* [Задания]
(1) Перескажите в виде краткого списка абзац интервью с Таней Пёникер, который начинается словами «Таня Пёникер (р. 1994) — выпускница». Сохраните все основные факты.
(2) Подхватите интервью с Таней Пёникер и продолжите его сразу после последнего абзаца.

* [Фрагмент текста]
··········

Таня Пёникер. Фото: Bosco Magazine
Таня Пёникер (р. 1994) — выпускница Института проблем современного искусства (программа «Новые художественные стратегии», 2013) и факультета международной журналистики Московского государственного института международных отношений. Выставочную деятельность начала в 17 лет, став в 2011 году самым молодым участником специального проекта «Старт» в Центре современного искусства «Винзавод». В 2014 году участвовала в параллельной программе Европейской биеннале современного искусства Manifesta 10 в Санкт-Петербурге. В 2017 году во Vladey Space состоялась вторая персональная выставка художницы «XVII». В 2019-м Пёникер приняла участие в проекте «ГУМ-Red-Line» «Одна семья».
Таня или Татьяна?
Таня. Так менее официально, более человечно и трудно переиначивать в фамильярное Танюша-Танюха.
Таня Пёникер. Аcedia. Работа, получившая спецприз во флешмобе The Art Newspaper Russia. Фото: Instagram / tpioniker
Расскажите о вашей работе, которая участвовала во флешмобе нашей газеты.
Рисунок — часть будущего проекта, посвященного семи смертным грехам. Грех уныния (acedia по-латыни) — один из самых тяжелых, потому что человек сталкивается не с какими-то внешними соблазнами, а с самим собой, и это тяжело для души. Работа неожиданно совпала с тем состоянием, которое мы переживаем в карантине.
У вас удивительная фамилия. Откуда она такая?
Пёникер — фамилия со стороны отца, которую я взяла в качестве псевдонима, но так как я с ним мало общалась, если не сказать, что вообще не общалась, то спросить не у кого. После карантина буду интересоваться. История семьи стала важной и интересной для меня сейчас. Фигура отца пока остается мифической, но я бы хотела развеять этот мрак, чтобы, по крайней мере, лучше понимать себя, а потом, возможно, использовать эти знания в работе — есть давняя идея серии работ на тему семьи.

··········

* [Данные]
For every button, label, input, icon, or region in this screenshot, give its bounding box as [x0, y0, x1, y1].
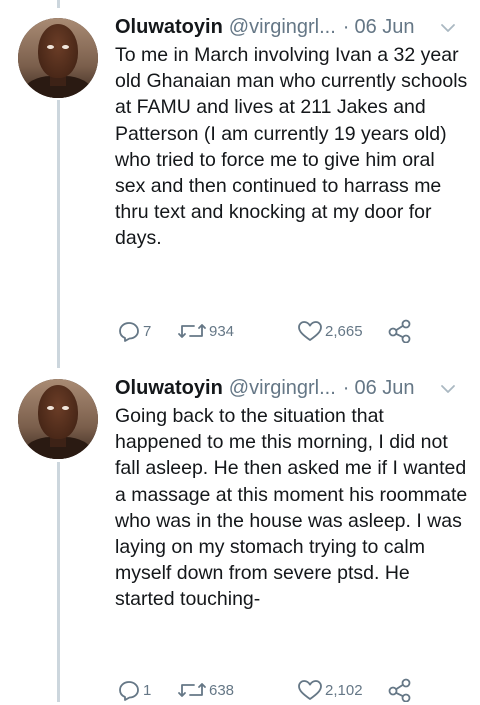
like-icon [298, 680, 322, 700]
tweet-text: To me in March involving Ivan a 32 year … [115, 44, 468, 250]
retweet-button[interactable]: 934 [177, 319, 234, 343]
user-handle[interactable]: @virgingrl... [229, 375, 336, 401]
reply-icon [119, 322, 139, 342]
tweet-header: Oluwatoyin @virgingrl... · 06 Jun [115, 14, 415, 44]
reply-count: 1 [143, 681, 152, 699]
tweet-actions: 7 934 2,665 [115, 319, 435, 343]
avatar[interactable] [18, 18, 98, 98]
like-count: 2,102 [325, 681, 363, 699]
tweet-date[interactable]: 06 Jun [354, 375, 414, 401]
like-button[interactable]: 2,102 [297, 678, 363, 702]
retweet-count: 934 [209, 322, 235, 340]
reply-icon [119, 681, 139, 701]
thread-line [57, 0, 60, 8]
reply-button[interactable]: 7 [117, 319, 151, 343]
tweet-text: Going back to the situation that happene… [115, 405, 468, 611]
share-icon [388, 678, 411, 702]
separator: · [342, 377, 350, 399]
retweet-count: 638 [209, 681, 235, 699]
like-button[interactable]: 2,665 [297, 319, 363, 343]
chevron-down-icon[interactable] [440, 381, 456, 397]
like-count: 2,665 [325, 322, 363, 340]
share-button[interactable] [387, 678, 413, 702]
chevron-down-icon[interactable] [440, 20, 456, 36]
share-icon [388, 319, 411, 343]
avatar[interactable] [18, 379, 98, 459]
reply-button[interactable]: 1 [117, 678, 151, 702]
like-icon [298, 321, 322, 341]
share-button[interactable] [387, 319, 413, 343]
tweet-actions: 1 638 2,102 [115, 678, 435, 702]
display-name[interactable]: Oluwatoyin [115, 375, 223, 401]
display-name[interactable]: Oluwatoyin [115, 14, 223, 40]
tweet[interactable]: Oluwatoyin @virgingrl... · 06 Jun Going … [0, 375, 480, 705]
retweet-button[interactable]: 638 [177, 678, 234, 702]
separator: · [342, 16, 350, 38]
tweet[interactable]: Oluwatoyin @virgingrl... · 06 Jun To me … [0, 14, 480, 354]
tweet-header: Oluwatoyin @virgingrl... · 06 Jun [115, 375, 415, 405]
user-handle[interactable]: @virgingrl... [229, 14, 336, 40]
retweet-icon [178, 683, 206, 697]
reply-count: 7 [143, 322, 152, 340]
retweet-icon [178, 324, 206, 338]
tweet-date[interactable]: 06 Jun [354, 14, 414, 40]
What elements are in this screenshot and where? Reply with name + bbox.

··········

* [Ответы]
(1)
- Родилась в 1994 году.
- Окончила Институт проблем современного искусства (программа «Новые художественные стратегии», 2013) и факультет международной журналистики МГИМО.
- В 2011 году, в 17 лет, стала самым молодым участником специального проекта «Старт» в ЦСИ «Винзавод».
- В 2014 году участвовала в параллельной программе биеннале Manifesta 10 в Санкт-Петербурге.
- В 2017 году во Vladey Space прошла её вторая персональная выставка «XVII».
- В 2019 году участвовала в проекте «ГУМ-Red-Line» «Одна семья».

(2)
Борис Шагин. «Натюрморт (с кистями)». 1967. Частная коллекция. Фото: Архив Тани Пёникер
Борис Шагин. «Двое». 2002. В коллекции Театра юного зрителя, Саратов. Фото: Архив Тани Пёникер
В одном интервью вы рассказали, что ваш дедушка — художник, бабушка — искусствовед, мама — балерина и актриса. Просто команда мечты. Нельзя ли подробнее?
Наша семья из Саратова. Дедушка Борис Павлович Шагин был художником-соцреалистом: «суровый стиль», все дела… Может, у него не было вселенских амбиций, он известен локально, но искусство он искренне любил. Его прекрасные вещи до сих пор украшают наш дом и многие коллекции в России и за рубежом.
Бабушка работала в Саратовском художественном музее имени Радищева. До восьми лет я жила вместе с ними, и они меня к искусству, что называется, приохотили. Бабушка водила в музей, рассказывала о художниках, читала, дедушка брал в мастерскую и на этюды. Он рисовал пейзажи, и я рядом — что-то свое. Это была наша игра: «Мы художники и сейчас что-нибудь этакое изобразим». Несмотря на то что дедушка умер, когда мне было десять лет, импульс не пропал, и в подростковом возрасте мне с еще большей силой захотелось вернуться к творчеству, выразить себя через искусство.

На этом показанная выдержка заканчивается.